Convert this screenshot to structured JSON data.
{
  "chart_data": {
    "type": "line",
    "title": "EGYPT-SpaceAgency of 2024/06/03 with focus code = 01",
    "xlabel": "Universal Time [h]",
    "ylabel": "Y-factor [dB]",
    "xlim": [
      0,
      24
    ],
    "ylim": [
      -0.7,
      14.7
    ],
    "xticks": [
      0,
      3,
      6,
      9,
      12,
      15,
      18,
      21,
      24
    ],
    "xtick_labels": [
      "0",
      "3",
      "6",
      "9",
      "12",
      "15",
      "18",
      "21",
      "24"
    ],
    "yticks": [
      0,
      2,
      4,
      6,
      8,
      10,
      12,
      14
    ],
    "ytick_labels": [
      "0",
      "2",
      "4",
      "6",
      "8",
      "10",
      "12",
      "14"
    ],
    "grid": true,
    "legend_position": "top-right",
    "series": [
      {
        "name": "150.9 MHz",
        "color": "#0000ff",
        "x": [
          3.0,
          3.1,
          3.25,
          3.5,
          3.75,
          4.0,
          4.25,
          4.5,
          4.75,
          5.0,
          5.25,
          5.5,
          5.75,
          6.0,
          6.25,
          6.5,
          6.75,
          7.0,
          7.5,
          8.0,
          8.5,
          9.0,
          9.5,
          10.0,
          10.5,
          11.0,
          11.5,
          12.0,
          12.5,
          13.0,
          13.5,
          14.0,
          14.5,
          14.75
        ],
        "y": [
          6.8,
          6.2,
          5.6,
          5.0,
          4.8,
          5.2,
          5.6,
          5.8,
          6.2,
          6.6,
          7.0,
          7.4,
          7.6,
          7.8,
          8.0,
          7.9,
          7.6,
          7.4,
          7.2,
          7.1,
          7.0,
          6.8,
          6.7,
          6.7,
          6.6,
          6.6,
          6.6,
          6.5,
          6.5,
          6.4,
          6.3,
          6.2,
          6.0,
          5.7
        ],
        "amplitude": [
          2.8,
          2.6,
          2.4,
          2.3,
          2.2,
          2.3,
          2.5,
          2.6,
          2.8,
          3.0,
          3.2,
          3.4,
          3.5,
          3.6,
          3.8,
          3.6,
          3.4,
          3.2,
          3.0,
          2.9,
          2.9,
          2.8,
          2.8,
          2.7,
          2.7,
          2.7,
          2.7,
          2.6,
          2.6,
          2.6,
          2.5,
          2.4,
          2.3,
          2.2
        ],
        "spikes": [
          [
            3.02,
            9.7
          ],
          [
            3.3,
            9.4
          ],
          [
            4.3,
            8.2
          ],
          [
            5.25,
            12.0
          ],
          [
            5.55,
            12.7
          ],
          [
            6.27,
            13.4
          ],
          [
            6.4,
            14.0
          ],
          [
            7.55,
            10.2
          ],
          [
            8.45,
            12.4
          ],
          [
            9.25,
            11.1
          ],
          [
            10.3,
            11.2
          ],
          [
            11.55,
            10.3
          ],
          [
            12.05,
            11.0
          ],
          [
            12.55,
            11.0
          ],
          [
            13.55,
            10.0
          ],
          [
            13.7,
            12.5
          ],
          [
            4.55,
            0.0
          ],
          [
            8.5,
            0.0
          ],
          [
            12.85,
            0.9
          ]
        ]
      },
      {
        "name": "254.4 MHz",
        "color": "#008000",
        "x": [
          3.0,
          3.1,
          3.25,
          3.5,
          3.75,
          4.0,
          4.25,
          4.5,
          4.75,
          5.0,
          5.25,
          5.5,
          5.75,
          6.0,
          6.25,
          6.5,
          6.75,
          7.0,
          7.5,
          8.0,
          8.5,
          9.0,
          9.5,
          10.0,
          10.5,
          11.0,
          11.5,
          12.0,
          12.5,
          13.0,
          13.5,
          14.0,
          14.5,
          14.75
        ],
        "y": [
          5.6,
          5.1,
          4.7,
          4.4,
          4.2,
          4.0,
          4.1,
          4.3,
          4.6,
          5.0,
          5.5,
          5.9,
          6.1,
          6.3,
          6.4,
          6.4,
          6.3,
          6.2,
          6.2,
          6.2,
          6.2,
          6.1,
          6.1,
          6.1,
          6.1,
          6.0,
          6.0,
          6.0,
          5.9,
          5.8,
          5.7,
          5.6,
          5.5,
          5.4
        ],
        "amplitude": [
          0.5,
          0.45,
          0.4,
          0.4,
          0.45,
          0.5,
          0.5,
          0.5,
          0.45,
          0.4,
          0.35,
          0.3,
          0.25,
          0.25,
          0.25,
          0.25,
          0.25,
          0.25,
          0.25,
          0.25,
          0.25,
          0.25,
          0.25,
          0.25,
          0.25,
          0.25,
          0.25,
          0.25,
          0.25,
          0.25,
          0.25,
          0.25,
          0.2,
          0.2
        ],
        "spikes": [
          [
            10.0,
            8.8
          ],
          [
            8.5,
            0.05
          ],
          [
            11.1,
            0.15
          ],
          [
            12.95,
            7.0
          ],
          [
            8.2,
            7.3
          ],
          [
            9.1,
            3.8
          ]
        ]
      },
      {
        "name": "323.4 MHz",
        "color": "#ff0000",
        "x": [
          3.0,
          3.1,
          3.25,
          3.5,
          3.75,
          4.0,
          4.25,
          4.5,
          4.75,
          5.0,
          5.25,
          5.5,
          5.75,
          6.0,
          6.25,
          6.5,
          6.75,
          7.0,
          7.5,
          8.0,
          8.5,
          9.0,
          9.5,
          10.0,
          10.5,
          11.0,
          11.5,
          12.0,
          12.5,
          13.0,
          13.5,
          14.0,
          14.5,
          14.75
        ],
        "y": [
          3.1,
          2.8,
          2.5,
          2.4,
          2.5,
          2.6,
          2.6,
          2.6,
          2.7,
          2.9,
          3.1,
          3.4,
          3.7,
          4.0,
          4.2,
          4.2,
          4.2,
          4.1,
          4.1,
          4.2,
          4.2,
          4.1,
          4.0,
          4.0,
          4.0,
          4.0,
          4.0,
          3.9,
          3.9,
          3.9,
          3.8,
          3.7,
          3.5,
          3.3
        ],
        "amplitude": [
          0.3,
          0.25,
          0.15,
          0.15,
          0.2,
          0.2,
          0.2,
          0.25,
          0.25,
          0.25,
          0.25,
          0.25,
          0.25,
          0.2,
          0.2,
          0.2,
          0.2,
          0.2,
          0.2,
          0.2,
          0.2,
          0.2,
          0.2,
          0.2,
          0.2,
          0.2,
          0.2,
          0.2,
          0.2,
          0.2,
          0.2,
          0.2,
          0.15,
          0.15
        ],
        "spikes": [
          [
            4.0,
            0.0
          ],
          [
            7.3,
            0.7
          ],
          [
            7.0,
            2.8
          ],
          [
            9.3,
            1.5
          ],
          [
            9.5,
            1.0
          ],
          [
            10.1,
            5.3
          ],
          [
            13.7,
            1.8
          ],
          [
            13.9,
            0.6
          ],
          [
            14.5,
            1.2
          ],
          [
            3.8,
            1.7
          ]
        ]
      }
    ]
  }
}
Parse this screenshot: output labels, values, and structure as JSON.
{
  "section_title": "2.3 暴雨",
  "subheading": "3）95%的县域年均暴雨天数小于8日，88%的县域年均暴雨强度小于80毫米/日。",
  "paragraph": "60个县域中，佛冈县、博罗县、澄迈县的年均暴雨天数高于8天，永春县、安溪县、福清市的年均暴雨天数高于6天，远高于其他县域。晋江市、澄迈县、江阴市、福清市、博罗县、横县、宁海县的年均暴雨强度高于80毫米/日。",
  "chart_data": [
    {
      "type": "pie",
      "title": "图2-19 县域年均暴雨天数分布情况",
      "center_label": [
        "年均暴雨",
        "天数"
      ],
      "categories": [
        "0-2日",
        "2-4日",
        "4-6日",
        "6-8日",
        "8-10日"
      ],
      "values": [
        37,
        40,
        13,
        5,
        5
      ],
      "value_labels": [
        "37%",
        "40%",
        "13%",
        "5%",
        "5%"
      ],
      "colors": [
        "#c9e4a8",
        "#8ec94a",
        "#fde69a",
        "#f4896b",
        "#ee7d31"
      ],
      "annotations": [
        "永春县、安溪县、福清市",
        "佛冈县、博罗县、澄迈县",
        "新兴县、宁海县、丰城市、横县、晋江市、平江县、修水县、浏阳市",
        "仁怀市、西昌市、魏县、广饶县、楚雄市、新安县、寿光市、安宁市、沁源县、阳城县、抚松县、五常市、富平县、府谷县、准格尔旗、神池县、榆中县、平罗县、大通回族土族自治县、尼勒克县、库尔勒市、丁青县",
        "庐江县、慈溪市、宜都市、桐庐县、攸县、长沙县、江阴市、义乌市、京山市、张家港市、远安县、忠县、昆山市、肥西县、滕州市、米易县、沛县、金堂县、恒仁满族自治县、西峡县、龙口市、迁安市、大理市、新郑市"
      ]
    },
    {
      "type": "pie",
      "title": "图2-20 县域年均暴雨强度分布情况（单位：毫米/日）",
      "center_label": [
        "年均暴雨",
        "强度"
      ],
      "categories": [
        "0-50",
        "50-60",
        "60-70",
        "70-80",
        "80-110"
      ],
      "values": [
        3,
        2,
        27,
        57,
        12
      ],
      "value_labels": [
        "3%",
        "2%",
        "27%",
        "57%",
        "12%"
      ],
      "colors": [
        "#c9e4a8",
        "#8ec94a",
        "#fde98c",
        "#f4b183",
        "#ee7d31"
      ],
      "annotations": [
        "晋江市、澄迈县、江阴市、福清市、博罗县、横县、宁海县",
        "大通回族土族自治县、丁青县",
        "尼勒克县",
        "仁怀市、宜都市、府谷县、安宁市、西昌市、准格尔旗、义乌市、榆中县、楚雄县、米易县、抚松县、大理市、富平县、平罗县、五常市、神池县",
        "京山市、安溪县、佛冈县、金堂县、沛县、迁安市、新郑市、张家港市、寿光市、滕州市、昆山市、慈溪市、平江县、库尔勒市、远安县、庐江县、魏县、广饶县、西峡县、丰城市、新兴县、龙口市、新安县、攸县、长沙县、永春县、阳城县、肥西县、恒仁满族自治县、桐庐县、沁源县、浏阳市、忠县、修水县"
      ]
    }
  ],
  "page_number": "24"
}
--------------------------------------------------
Of the lines in this data, how many contain "准格尔旗"? Reply with only the number.

2